Return the lines below that carry the word "color".

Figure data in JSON
▼

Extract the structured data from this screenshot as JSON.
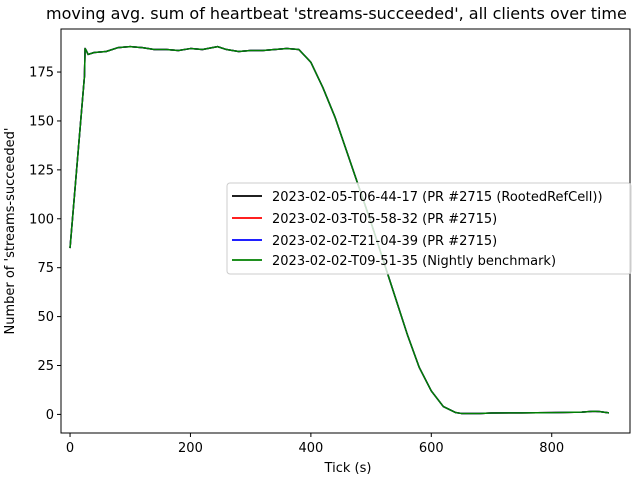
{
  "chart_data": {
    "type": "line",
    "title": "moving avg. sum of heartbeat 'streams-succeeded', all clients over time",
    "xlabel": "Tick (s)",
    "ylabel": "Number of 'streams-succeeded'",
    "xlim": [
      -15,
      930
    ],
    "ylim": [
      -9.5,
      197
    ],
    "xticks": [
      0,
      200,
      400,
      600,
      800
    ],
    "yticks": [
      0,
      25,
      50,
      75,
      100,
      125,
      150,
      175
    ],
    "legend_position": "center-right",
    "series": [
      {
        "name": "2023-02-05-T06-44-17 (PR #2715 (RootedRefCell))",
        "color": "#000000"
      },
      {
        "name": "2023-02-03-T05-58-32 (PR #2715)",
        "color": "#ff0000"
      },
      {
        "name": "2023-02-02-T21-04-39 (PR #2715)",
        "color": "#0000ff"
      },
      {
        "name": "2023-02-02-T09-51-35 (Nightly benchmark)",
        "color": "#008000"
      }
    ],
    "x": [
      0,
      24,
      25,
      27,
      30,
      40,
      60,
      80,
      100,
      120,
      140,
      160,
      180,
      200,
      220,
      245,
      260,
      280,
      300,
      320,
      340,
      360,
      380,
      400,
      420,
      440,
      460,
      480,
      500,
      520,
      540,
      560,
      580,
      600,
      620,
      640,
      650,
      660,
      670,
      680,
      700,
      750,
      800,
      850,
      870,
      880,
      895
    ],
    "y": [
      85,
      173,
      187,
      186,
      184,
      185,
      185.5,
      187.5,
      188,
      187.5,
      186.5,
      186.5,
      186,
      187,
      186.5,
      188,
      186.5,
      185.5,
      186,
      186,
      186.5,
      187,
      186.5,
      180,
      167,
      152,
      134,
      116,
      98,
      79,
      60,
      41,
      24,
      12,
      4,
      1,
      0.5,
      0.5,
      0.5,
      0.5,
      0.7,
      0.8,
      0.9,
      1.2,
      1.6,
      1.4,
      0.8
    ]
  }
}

▲

#### Complete output:
        "color": "#000000"
        "color": "#ff0000"
        "color": "#0000ff"
        "color": "#008000"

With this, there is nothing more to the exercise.